Begin Data supplied

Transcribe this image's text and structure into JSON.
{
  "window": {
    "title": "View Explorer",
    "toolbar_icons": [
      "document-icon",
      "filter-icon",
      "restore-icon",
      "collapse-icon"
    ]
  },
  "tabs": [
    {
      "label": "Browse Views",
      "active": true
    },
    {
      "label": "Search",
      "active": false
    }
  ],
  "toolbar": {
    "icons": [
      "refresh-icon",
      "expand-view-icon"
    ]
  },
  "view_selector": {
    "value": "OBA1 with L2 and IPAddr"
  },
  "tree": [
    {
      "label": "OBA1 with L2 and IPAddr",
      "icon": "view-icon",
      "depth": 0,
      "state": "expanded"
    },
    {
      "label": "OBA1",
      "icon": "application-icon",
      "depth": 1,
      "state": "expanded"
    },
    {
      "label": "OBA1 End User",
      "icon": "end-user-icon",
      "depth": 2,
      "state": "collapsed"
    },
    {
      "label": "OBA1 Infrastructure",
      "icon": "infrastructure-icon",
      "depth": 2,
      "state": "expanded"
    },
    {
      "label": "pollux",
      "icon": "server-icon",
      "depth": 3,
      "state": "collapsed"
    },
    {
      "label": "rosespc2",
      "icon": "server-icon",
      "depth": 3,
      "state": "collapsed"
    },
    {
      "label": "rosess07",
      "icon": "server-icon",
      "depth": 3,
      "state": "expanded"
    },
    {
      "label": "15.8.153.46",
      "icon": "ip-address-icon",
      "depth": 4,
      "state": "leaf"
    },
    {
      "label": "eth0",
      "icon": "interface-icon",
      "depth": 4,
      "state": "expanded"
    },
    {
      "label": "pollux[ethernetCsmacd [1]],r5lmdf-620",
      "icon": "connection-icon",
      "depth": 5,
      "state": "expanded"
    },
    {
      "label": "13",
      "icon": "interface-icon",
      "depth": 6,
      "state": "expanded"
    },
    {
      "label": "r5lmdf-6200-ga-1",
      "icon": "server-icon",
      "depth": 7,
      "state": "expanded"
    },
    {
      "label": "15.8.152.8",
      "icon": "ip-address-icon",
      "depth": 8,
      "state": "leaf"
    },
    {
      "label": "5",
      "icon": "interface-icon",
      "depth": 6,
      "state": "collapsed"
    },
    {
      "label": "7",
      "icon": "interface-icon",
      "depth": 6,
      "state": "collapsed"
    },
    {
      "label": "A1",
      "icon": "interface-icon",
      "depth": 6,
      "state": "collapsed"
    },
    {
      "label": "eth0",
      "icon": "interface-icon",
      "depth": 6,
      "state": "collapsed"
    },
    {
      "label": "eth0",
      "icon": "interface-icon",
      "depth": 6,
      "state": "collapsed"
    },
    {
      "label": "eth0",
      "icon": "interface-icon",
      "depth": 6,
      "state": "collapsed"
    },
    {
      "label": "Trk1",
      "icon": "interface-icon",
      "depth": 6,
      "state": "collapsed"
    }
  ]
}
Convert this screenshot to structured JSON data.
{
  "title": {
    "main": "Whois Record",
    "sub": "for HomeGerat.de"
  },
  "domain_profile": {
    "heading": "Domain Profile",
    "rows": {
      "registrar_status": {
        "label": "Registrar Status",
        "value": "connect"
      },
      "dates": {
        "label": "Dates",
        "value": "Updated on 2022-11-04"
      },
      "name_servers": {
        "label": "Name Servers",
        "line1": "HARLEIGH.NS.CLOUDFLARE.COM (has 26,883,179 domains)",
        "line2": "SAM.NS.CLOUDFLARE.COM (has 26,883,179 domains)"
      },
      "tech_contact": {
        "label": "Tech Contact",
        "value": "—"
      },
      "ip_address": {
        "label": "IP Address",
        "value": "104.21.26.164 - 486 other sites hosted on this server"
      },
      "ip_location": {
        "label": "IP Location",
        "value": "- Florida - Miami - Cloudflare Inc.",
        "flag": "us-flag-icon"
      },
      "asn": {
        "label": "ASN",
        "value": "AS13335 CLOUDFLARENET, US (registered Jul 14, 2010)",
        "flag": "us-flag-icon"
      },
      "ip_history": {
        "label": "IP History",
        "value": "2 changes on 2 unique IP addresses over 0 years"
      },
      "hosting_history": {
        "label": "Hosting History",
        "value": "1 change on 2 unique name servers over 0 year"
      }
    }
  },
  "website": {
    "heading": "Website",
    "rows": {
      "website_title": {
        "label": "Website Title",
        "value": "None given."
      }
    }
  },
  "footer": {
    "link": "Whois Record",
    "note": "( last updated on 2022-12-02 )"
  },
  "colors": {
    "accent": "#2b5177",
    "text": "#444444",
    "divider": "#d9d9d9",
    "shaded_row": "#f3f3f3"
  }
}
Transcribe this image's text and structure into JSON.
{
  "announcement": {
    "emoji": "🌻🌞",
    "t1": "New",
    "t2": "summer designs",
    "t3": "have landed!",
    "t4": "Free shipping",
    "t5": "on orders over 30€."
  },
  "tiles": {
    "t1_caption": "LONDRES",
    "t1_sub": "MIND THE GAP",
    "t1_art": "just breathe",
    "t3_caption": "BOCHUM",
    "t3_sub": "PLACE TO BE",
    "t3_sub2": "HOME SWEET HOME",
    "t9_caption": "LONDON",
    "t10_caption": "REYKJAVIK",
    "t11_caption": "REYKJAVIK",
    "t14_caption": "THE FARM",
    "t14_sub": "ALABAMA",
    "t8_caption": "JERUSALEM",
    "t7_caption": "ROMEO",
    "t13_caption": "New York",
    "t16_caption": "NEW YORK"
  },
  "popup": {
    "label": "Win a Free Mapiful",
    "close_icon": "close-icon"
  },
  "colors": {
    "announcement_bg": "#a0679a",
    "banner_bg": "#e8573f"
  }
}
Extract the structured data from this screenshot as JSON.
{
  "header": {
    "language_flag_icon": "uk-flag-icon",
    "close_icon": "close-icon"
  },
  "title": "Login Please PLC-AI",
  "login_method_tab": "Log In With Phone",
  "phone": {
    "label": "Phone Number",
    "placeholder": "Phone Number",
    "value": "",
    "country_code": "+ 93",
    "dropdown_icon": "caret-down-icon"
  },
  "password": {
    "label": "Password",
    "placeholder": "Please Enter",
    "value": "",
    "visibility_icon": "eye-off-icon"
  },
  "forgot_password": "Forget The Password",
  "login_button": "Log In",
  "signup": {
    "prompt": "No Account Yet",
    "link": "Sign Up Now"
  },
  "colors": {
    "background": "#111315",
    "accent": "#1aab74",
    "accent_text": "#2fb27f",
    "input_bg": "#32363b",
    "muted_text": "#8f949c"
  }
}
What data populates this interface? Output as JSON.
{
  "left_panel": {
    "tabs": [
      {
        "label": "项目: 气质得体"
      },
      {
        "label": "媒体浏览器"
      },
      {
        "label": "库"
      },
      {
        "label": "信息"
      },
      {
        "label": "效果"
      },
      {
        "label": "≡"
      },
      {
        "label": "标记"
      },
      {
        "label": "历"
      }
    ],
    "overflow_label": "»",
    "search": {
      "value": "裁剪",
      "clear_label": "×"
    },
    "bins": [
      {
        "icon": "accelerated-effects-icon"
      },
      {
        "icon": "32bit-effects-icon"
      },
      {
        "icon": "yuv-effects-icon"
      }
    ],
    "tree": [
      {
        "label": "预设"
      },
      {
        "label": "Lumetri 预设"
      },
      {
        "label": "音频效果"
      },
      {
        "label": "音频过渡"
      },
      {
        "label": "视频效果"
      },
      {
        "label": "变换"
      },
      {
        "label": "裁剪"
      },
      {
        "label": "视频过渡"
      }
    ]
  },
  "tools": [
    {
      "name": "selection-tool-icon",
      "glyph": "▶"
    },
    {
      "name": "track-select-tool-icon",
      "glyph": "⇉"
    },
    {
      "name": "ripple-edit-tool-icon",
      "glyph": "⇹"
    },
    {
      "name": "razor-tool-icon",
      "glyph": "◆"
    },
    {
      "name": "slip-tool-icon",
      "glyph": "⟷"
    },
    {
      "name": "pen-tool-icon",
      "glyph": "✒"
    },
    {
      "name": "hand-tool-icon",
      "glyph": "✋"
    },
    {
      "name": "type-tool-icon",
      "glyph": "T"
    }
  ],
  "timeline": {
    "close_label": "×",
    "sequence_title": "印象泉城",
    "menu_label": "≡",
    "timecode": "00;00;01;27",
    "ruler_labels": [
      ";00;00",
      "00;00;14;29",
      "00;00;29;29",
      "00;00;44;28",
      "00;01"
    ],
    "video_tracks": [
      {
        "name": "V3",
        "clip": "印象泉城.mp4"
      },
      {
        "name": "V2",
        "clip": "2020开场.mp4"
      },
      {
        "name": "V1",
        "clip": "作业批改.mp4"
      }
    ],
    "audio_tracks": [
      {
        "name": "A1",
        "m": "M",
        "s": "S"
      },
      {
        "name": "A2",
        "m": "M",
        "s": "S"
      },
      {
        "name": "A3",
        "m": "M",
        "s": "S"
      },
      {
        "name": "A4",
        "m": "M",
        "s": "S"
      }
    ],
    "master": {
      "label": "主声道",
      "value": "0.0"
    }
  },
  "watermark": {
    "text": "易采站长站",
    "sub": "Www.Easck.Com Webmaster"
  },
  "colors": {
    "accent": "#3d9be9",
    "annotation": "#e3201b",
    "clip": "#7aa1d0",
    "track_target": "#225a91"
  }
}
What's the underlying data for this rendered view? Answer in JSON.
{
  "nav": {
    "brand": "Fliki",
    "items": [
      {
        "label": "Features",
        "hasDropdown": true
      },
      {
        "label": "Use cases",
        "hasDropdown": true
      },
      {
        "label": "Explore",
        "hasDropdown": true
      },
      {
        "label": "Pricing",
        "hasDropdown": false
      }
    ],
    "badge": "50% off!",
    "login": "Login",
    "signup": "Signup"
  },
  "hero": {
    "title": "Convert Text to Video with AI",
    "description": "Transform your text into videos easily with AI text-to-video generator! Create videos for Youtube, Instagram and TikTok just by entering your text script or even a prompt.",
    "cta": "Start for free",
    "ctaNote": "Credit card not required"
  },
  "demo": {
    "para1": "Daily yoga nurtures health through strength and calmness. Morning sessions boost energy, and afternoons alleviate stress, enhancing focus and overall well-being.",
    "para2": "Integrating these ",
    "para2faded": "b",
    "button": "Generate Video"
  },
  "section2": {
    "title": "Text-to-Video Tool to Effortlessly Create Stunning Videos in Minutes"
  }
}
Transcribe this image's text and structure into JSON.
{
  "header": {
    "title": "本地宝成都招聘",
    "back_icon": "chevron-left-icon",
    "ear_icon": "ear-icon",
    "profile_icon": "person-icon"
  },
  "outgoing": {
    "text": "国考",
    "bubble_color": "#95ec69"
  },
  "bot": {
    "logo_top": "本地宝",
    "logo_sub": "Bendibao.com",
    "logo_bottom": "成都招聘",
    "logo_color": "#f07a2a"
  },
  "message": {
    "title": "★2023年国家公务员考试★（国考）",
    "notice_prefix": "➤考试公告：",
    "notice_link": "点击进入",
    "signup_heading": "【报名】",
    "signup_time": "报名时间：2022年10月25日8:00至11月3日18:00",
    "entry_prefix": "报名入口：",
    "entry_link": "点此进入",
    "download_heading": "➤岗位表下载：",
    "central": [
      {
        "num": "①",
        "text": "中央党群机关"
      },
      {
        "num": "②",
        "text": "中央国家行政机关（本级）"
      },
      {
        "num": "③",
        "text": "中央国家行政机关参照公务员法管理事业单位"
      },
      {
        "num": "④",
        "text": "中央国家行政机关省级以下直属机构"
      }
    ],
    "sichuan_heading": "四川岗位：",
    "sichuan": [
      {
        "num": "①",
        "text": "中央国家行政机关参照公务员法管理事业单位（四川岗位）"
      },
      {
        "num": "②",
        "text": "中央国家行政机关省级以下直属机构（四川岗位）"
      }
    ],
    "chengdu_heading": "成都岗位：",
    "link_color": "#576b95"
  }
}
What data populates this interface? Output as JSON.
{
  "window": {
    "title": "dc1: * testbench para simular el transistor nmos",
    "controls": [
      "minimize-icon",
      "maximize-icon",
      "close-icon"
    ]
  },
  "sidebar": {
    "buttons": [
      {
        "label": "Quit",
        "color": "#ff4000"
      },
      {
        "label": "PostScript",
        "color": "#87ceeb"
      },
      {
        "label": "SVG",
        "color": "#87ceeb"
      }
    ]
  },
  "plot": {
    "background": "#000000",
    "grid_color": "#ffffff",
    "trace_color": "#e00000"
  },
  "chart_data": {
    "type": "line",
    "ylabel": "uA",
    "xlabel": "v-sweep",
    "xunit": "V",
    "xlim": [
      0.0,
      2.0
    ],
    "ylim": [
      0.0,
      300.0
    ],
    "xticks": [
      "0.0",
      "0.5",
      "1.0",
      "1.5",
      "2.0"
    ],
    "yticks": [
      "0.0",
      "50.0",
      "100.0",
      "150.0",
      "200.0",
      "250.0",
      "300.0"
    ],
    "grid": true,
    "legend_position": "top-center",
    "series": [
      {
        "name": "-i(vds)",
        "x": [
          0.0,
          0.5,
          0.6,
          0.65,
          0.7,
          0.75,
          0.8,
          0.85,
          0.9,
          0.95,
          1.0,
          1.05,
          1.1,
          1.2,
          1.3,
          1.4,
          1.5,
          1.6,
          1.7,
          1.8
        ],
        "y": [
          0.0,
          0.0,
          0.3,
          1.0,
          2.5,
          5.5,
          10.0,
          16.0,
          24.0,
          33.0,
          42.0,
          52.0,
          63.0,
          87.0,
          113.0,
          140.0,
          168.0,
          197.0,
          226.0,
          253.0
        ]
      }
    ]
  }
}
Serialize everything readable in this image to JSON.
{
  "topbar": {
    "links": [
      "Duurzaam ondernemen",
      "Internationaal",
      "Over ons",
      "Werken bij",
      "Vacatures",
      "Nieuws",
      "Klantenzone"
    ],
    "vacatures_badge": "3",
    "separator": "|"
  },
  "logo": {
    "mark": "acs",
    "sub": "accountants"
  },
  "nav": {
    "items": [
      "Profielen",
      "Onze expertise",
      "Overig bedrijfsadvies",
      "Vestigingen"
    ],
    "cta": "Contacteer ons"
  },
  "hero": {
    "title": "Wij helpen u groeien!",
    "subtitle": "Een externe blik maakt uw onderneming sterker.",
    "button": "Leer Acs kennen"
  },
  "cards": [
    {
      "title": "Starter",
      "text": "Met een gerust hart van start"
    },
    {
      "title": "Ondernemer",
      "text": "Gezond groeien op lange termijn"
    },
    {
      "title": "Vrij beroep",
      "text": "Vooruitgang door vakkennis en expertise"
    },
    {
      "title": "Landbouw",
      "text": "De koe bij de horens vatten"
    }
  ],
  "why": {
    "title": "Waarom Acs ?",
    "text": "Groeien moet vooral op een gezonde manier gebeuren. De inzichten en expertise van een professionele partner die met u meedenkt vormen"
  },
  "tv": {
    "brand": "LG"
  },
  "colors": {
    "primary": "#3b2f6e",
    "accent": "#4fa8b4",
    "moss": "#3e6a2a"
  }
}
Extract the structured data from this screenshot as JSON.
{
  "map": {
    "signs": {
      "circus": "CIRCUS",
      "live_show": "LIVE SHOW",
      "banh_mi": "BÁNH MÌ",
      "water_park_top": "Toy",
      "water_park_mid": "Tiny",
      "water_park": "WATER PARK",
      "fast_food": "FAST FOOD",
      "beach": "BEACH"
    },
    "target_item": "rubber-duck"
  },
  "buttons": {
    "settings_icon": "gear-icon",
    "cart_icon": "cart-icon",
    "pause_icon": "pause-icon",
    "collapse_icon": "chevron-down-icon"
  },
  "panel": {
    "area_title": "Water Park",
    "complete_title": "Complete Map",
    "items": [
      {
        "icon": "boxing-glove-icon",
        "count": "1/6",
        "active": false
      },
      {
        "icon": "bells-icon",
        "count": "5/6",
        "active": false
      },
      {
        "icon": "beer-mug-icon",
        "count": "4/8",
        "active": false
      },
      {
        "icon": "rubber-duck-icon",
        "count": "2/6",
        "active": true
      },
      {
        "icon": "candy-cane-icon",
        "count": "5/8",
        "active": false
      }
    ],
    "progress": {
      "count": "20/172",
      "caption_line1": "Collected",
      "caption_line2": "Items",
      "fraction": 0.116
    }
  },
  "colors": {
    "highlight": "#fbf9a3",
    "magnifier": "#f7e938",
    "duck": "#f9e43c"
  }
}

End Data supplied

Find the word "Record" and list each line it appears in.

    "main": "Whois Record",
    "link": "Whois Record",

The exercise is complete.